RECORD EXTRACTS
****************

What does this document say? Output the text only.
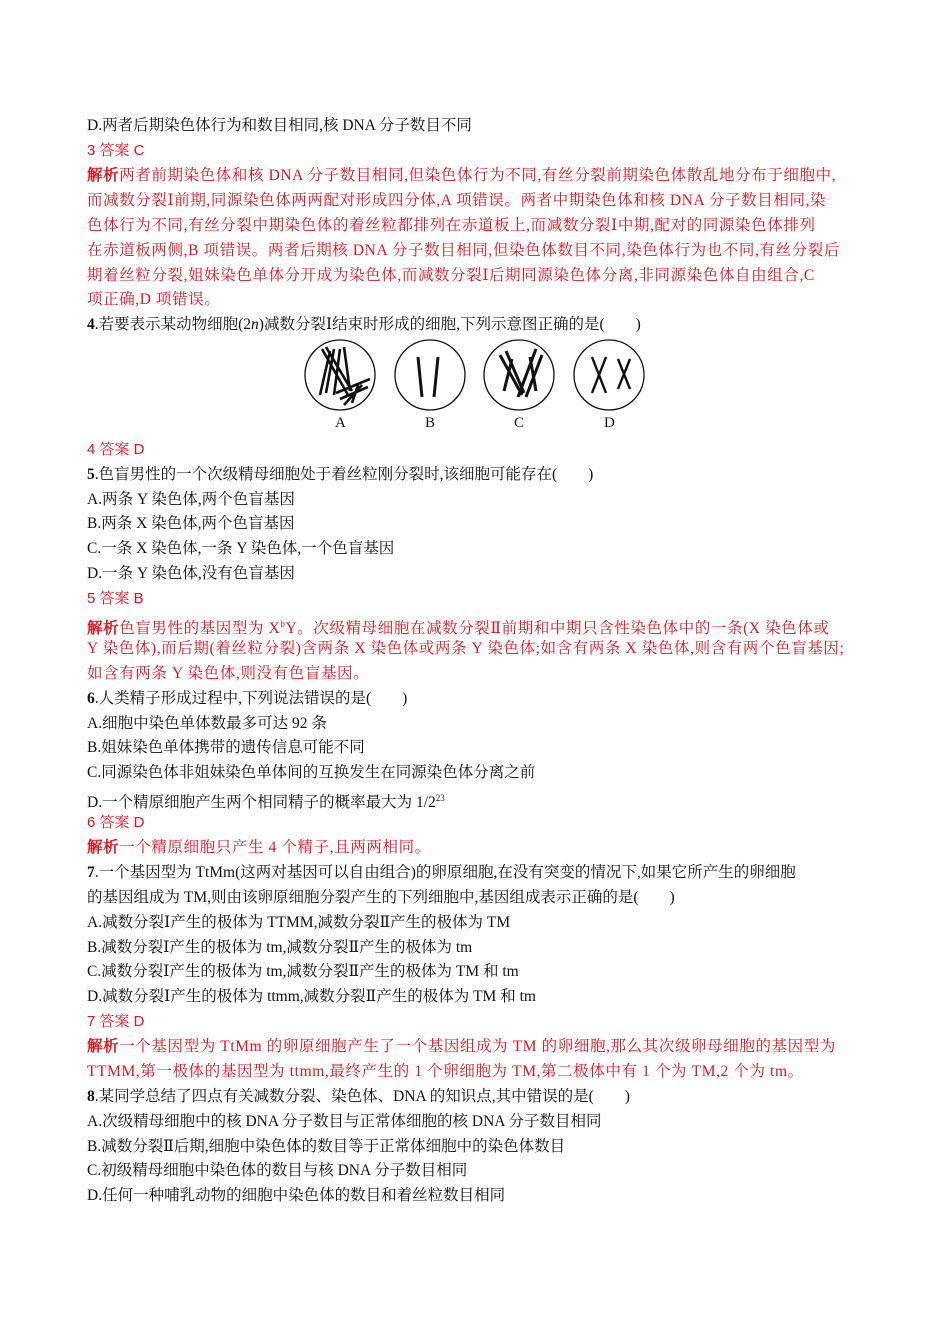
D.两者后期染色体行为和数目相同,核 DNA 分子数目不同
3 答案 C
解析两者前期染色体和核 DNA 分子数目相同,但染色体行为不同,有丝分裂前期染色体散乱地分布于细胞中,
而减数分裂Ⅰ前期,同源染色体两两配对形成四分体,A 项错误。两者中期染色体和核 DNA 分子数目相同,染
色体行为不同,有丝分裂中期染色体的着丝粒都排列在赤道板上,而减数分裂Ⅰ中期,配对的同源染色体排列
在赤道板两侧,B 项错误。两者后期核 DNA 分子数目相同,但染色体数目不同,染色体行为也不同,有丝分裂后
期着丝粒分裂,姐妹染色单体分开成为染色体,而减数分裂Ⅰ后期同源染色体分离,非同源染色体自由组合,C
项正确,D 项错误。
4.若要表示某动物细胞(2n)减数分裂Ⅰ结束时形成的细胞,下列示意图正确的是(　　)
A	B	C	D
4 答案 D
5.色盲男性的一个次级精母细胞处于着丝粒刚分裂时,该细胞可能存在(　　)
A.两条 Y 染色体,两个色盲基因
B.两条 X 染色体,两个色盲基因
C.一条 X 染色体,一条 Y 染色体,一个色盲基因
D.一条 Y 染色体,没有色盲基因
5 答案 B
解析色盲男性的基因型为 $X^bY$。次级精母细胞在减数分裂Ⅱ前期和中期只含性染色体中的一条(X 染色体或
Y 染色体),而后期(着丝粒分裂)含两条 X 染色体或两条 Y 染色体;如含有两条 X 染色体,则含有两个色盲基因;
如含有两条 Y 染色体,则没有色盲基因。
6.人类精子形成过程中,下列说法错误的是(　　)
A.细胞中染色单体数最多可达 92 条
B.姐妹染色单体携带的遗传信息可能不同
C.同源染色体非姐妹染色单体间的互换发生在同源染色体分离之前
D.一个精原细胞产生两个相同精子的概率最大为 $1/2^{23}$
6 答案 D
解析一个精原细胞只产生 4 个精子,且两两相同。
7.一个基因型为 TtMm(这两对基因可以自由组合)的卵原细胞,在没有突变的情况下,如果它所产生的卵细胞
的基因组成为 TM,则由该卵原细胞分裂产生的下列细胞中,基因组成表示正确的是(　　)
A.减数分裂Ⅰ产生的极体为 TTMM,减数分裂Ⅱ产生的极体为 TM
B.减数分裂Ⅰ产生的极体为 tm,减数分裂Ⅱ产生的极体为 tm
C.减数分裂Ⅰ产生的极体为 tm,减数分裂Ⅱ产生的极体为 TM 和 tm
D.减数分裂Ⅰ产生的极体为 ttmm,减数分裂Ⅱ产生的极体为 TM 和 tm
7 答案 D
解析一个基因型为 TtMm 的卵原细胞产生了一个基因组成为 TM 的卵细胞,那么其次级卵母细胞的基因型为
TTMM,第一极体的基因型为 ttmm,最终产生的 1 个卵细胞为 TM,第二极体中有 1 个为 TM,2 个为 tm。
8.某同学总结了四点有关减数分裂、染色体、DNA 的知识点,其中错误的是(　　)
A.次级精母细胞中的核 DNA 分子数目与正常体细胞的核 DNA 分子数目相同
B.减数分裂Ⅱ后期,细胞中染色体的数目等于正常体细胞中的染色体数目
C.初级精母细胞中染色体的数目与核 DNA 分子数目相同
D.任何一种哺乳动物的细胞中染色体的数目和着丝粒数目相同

****************

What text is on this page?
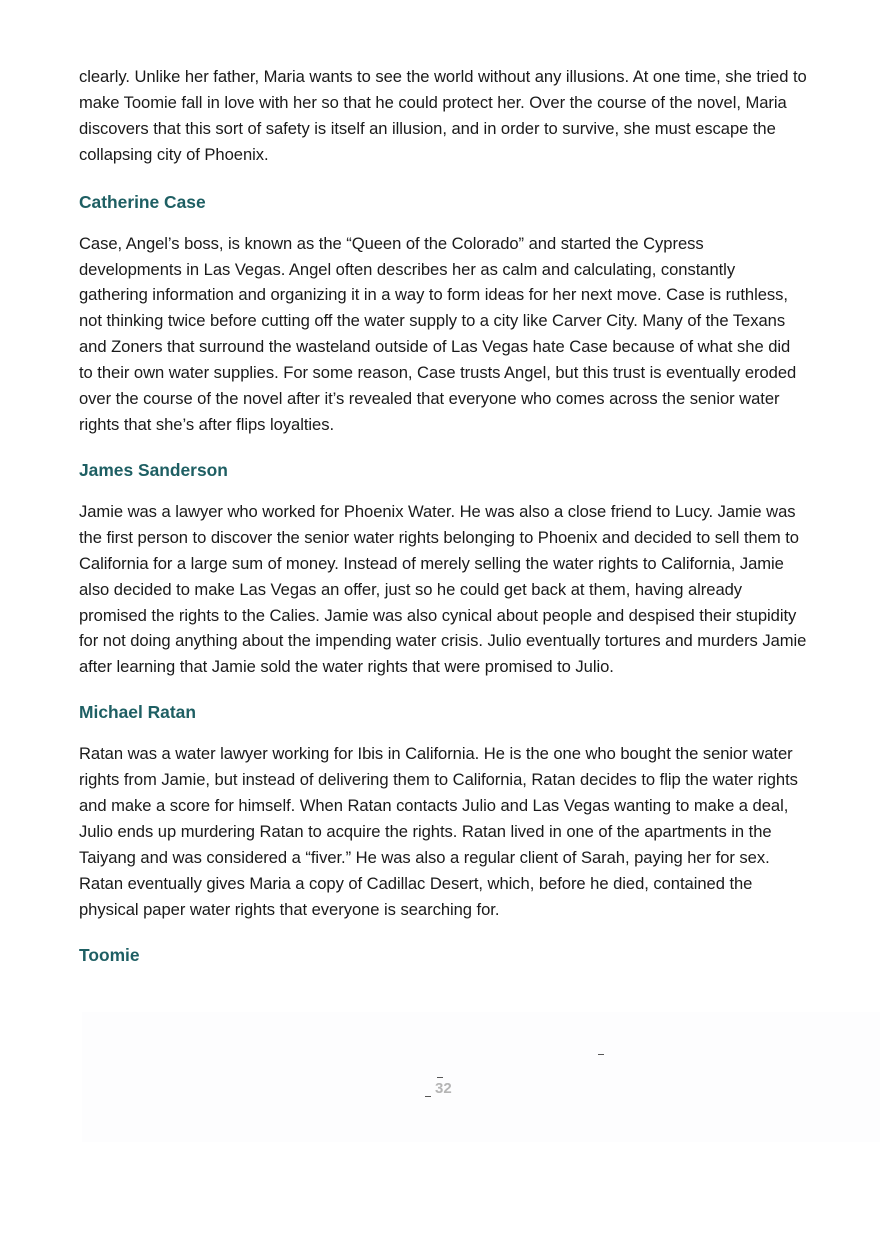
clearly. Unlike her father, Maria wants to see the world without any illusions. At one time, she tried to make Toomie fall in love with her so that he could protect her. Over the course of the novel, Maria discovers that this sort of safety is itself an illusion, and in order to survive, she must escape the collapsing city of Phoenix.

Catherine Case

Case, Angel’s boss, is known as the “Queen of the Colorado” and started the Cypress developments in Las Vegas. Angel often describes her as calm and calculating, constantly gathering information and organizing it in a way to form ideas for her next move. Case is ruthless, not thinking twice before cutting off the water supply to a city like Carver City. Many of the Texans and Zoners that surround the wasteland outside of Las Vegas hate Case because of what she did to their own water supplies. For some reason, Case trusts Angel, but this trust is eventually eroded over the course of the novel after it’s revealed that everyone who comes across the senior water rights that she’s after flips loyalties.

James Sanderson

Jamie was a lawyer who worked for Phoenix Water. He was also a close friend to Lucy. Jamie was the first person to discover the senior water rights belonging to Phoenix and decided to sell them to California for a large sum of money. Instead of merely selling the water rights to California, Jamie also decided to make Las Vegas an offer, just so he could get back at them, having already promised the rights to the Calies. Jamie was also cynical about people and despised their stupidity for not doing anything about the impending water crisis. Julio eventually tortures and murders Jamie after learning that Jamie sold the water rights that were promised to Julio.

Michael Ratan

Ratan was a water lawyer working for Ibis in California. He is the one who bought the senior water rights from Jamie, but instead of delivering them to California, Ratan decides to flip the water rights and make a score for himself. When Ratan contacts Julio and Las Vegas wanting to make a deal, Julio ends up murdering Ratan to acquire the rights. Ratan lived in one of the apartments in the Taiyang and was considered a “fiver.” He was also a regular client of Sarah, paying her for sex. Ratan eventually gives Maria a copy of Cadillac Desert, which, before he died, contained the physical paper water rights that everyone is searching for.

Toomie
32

****************

DIRECTIVE
Write out every line of the preceding listing that contains "Toomie".

RESPONSE TO THIS TASK
clearly. Unlike her father, Maria wants to see the world without any illusions. At one time, she tried to make Toomie fall in love with her so that he could protect her. Over the course of the novel, Maria discovers that this sort of safety is itself an illusion, and in order to survive, she must escape the collapsing city of Phoenix.
Toomie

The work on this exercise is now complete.